▼

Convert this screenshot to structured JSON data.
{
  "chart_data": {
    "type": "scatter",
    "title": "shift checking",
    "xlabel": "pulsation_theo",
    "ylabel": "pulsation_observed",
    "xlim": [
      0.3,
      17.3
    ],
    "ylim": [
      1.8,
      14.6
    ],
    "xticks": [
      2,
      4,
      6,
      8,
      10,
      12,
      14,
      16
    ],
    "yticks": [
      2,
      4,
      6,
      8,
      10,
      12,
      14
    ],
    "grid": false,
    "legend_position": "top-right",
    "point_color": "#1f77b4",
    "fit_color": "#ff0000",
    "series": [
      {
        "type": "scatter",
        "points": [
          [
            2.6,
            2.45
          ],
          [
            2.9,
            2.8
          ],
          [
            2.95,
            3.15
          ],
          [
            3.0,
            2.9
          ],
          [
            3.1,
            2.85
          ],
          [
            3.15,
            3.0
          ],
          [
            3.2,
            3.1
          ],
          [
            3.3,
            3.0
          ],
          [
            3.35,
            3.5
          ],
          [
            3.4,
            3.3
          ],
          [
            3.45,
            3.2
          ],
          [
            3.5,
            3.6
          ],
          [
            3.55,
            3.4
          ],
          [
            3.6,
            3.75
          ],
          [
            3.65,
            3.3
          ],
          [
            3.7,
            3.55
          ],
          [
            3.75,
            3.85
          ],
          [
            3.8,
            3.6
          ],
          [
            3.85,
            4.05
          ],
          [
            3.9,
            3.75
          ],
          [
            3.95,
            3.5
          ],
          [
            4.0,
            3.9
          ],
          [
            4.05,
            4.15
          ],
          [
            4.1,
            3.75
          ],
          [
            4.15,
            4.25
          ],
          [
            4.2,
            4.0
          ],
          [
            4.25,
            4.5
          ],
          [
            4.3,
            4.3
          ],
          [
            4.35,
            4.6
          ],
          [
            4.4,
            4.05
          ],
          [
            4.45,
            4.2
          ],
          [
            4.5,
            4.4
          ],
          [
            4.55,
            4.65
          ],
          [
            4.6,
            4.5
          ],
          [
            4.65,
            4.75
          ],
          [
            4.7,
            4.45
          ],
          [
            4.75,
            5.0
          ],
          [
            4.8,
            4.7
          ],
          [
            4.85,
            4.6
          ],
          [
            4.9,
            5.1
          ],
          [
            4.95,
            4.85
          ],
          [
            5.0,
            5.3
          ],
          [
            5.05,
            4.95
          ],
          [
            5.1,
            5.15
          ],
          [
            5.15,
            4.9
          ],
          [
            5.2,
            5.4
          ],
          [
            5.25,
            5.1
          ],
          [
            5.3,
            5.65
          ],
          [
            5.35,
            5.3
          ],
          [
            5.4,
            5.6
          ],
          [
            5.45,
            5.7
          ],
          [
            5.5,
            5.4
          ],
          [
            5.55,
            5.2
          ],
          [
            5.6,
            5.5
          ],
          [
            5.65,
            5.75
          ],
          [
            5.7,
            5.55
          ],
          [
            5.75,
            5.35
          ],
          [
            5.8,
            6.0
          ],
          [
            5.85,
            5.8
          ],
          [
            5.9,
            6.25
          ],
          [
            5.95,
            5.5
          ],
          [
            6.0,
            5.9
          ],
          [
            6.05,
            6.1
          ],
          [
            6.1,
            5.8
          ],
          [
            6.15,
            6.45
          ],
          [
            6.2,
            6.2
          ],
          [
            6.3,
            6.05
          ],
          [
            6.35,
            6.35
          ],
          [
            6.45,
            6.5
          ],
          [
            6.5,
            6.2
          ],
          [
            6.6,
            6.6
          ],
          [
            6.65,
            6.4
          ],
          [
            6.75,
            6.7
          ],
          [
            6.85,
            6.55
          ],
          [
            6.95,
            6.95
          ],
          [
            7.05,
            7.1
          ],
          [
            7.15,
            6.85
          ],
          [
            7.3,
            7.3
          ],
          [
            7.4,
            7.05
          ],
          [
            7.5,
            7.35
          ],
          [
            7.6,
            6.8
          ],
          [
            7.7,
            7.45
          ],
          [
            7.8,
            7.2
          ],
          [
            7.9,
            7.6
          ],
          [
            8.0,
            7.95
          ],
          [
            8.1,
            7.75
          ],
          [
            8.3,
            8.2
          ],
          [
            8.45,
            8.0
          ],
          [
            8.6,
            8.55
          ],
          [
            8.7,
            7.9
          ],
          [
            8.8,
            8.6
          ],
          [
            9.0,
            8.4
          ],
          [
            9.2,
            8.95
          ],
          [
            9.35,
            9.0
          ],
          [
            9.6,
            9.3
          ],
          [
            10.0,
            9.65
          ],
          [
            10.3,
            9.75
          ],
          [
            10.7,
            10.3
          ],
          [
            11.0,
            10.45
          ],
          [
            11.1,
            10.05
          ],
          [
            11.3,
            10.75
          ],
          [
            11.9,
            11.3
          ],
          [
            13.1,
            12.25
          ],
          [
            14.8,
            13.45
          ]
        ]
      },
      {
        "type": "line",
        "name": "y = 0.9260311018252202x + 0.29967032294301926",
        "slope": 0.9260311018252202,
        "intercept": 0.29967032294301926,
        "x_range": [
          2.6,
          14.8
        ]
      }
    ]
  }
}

▲

▶ **What the exercise asks**:
Return the whole listing exactly, with every line included.

▶ **Response to this task**:
Convert this screenshot to structured JSON data.
{
  "chart_data": {
    "type": "scatter",
    "title": "shift checking",
    "xlabel": "pulsation_theo",
    "ylabel": "pulsation_observed",
    "xlim": [
      0.3,
      17.3
    ],
    "ylim": [
      1.8,
      14.6
    ],
    "xticks": [
      2,
      4,
      6,
      8,
      10,
      12,
      14,
      16
    ],
    "yticks": [
      2,
      4,
      6,
      8,
      10,
      12,
      14
    ],
    "grid": false,
    "legend_position": "top-right",
    "point_color": "#1f77b4",
    "fit_color": "#ff0000",
    "series": [
      {
        "type": "scatter",
        "points": [
          [
            2.6,
            2.45
          ],
          [
            2.9,
            2.8
          ],
          [
            2.95,
            3.15
          ],
          [
            3.0,
            2.9
          ],
          [
            3.1,
            2.85
          ],
          [
            3.15,
            3.0
          ],
          [
            3.2,
            3.1
          ],
          [
            3.3,
            3.0
          ],
          [
            3.35,
            3.5
          ],
          [
            3.4,
            3.3
          ],
          [
            3.45,
            3.2
          ],
          [
            3.5,
            3.6
          ],
          [
            3.55,
            3.4
          ],
          [
            3.6,
            3.75
          ],
          [
            3.65,
            3.3
          ],
          [
            3.7,
            3.55
          ],
          [
            3.75,
            3.85
          ],
          [
            3.8,
            3.6
          ],
          [
            3.85,
            4.05
          ],
          [
            3.9,
            3.75
          ],
          [
            3.95,
            3.5
          ],
          [
            4.0,
            3.9
          ],
          [
            4.05,
            4.15
          ],
          [
            4.1,
            3.75
          ],
          [
            4.15,
            4.25
          ],
          [
            4.2,
            4.0
          ],
          [
            4.25,
            4.5
          ],
          [
            4.3,
            4.3
          ],
          [
            4.35,
            4.6
          ],
          [
            4.4,
            4.05
          ],
          [
            4.45,
            4.2
          ],
          [
            4.5,
            4.4
          ],
          [
            4.55,
            4.65
          ],
          [
            4.6,
            4.5
          ],
          [
            4.65,
            4.75
          ],
          [
            4.7,
            4.45
          ],
          [
            4.75,
            5.0
          ],
          [
            4.8,
            4.7
          ],
          [
            4.85,
            4.6
          ],
          [
            4.9,
            5.1
          ],
          [
            4.95,
            4.85
          ],
          [
            5.0,
            5.3
          ],
          [
            5.05,
            4.95
          ],
          [
            5.1,
            5.15
          ],
          [
            5.15,
            4.9
          ],
          [
            5.2,
            5.4
          ],
          [
            5.25,
            5.1
          ],
          [
            5.3,
            5.65
          ],
          [
            5.35,
            5.3
          ],
          [
            5.4,
            5.6
          ],
          [
            5.45,
            5.7
          ],
          [
            5.5,
            5.4
          ],
          [
            5.55,
            5.2
          ],
          [
            5.6,
            5.5
          ],
          [
            5.65,
            5.75
          ],
          [
            5.7,
            5.55
          ],
          [
            5.75,
            5.35
          ],
          [
            5.8,
            6.0
          ],
          [
            5.85,
            5.8
          ],
          [
            5.9,
            6.25
          ],
          [
            5.95,
            5.5
          ],
          [
            6.0,
            5.9
          ],
          [
            6.05,
            6.1
          ],
          [
            6.1,
            5.8
          ],
          [
            6.15,
            6.45
          ],
          [
            6.2,
            6.2
          ],
          [
            6.3,
            6.05
          ],
          [
            6.35,
            6.35
          ],
          [
            6.45,
            6.5
          ],
          [
            6.5,
            6.2
          ],
          [
            6.6,
            6.6
          ],
          [
            6.65,
            6.4
          ],
          [
            6.75,
            6.7
          ],
          [
            6.85,
            6.55
          ],
          [
            6.95,
            6.95
          ],
          [
            7.05,
            7.1
          ],
          [
            7.15,
            6.85
          ],
          [
            7.3,
            7.3
          ],
          [
            7.4,
            7.05
          ],
          [
            7.5,
            7.35
          ],
          [
            7.6,
            6.8
          ],
          [
            7.7,
            7.45
          ],
          [
            7.8,
            7.2
          ],
          [
            7.9,
            7.6
          ],
          [
            8.0,
            7.95
          ],
          [
            8.1,
            7.75
          ],
          [
            8.3,
            8.2
          ],
          [
            8.45,
            8.0
          ],
          [
            8.6,
            8.55
          ],
          [
            8.7,
            7.9
          ],
          [
            8.8,
            8.6
          ],
          [
            9.0,
            8.4
          ],
          [
            9.2,
            8.95
          ],
          [
            9.35,
            9.0
          ],
          [
            9.6,
            9.3
          ],
          [
            10.0,
            9.65
          ],
          [
            10.3,
            9.75
          ],
          [
            10.7,
            10.3
          ],
          [
            11.0,
            10.45
          ],
          [
            11.1,
            10.05
          ],
          [
            11.3,
            10.75
          ],
          [
            11.9,
            11.3
          ],
          [
            13.1,
            12.25
          ],
          [
            14.8,
            13.45
          ]
        ]
      },
      {
        "type": "line",
        "name": "y = 0.9260311018252202x + 0.29967032294301926",
        "slope": 0.9260311018252202,
        "intercept": 0.29967032294301926,
        "x_range": [
          2.6,
          14.8
        ]
      }
    ]
  }
}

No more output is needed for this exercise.